* _Directions_
Pull out all lines from the listing below in which the word "this" appears.

* _Excerpted data_
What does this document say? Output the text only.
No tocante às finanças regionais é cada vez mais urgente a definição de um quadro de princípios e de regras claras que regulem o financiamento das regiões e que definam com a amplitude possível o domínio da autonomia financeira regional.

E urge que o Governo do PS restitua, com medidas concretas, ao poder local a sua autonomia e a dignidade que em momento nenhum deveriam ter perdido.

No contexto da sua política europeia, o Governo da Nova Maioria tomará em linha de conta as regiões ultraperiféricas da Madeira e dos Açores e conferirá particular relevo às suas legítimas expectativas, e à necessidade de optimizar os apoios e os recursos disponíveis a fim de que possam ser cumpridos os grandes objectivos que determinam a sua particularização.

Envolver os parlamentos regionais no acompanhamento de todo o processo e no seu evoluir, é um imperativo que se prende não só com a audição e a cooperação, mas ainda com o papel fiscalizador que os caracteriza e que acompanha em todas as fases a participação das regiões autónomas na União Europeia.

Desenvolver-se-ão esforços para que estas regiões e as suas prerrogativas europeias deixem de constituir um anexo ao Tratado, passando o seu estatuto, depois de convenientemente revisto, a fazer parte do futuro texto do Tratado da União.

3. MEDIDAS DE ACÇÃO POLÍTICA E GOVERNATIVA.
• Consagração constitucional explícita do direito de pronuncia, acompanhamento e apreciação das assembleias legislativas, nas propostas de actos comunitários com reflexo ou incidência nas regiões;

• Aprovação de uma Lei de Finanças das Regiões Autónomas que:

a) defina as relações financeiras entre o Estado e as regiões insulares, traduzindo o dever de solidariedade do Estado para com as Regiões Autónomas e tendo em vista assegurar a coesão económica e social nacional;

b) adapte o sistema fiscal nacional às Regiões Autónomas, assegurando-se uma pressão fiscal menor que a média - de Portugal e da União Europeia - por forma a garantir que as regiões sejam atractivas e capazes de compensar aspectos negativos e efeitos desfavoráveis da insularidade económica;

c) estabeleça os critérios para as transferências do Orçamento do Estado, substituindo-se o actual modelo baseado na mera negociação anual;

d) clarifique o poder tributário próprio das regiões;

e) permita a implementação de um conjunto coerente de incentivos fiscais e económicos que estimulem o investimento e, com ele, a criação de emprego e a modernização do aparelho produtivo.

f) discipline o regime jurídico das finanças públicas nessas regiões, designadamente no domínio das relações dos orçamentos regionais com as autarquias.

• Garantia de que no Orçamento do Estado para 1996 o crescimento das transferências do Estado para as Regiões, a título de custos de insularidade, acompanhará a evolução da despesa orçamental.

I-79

---

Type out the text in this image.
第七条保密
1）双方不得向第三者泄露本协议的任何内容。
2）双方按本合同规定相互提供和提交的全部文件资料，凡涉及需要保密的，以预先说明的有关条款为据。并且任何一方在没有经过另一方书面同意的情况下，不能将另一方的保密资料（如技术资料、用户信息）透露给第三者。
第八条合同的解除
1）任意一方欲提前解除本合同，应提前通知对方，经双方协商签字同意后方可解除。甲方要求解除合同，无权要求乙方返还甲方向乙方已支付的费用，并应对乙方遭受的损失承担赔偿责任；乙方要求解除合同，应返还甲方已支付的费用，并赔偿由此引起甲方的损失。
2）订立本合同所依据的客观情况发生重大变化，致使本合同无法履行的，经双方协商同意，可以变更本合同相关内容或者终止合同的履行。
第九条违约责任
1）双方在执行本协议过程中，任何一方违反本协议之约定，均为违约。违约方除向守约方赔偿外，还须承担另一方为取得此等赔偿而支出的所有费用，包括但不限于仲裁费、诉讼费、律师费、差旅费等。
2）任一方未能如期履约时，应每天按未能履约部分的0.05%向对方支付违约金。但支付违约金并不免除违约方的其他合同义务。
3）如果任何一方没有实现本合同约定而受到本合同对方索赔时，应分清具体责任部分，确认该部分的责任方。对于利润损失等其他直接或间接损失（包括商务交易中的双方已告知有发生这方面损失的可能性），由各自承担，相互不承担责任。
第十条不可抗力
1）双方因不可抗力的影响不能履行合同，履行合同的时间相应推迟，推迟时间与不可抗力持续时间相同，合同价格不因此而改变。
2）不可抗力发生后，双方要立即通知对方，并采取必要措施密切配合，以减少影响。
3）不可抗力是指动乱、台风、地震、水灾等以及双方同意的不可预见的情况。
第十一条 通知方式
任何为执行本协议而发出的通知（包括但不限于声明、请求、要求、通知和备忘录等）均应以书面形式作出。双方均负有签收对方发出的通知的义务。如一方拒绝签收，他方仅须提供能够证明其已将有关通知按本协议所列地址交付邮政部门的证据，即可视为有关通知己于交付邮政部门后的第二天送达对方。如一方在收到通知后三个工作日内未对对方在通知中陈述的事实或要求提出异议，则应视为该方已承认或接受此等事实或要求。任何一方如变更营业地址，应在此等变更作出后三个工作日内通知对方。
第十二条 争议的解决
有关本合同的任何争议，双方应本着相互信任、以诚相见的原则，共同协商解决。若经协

==

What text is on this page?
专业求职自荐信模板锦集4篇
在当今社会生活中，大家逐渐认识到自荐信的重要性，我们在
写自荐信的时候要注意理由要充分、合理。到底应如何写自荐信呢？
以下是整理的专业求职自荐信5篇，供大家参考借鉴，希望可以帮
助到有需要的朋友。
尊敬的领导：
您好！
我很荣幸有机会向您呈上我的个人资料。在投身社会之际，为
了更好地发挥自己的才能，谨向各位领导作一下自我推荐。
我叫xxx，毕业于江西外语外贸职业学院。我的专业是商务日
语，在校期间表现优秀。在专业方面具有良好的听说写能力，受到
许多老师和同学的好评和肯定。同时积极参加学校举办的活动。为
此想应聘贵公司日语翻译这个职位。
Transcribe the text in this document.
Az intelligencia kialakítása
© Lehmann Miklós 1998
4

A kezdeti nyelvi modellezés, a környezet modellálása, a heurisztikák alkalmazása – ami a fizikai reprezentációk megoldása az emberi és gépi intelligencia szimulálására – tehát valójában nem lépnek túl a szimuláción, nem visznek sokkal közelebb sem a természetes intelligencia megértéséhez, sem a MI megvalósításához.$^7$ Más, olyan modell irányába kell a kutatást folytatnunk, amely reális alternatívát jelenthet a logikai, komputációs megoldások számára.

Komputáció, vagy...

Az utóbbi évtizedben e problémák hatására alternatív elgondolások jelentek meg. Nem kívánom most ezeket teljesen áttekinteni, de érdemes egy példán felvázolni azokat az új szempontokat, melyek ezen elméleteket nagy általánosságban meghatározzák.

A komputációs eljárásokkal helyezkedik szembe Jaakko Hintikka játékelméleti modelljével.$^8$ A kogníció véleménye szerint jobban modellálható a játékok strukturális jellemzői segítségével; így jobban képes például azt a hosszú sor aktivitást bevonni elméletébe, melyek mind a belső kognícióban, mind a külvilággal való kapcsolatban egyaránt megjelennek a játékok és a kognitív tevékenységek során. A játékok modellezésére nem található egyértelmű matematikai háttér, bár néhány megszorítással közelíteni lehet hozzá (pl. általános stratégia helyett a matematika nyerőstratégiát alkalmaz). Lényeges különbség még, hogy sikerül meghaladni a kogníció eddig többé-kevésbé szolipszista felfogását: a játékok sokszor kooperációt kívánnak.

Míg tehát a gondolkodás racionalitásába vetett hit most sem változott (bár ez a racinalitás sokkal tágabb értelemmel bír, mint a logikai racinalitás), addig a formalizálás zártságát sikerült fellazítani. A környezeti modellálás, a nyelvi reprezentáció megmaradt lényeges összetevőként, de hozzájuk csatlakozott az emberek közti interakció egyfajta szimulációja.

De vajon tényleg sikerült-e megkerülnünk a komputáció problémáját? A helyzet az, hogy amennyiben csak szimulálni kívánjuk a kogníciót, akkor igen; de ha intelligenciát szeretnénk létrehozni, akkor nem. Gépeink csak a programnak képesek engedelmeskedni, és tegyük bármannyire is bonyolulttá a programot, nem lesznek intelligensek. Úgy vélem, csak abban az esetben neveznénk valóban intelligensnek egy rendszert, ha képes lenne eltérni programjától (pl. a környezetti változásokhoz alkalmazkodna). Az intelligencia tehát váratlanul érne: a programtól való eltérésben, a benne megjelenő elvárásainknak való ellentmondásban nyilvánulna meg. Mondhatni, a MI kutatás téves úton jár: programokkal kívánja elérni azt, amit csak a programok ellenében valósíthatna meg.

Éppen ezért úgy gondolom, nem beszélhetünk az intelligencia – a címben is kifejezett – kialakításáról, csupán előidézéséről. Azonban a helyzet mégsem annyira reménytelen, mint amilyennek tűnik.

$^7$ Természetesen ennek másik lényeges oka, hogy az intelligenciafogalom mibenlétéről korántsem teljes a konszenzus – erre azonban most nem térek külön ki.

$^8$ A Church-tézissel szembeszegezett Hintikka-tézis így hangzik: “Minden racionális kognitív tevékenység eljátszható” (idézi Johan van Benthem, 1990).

* _Result_
What does this document say? Output the text only.
Type out the text in this image.
What text is on this page?
Transcribe the text in this document.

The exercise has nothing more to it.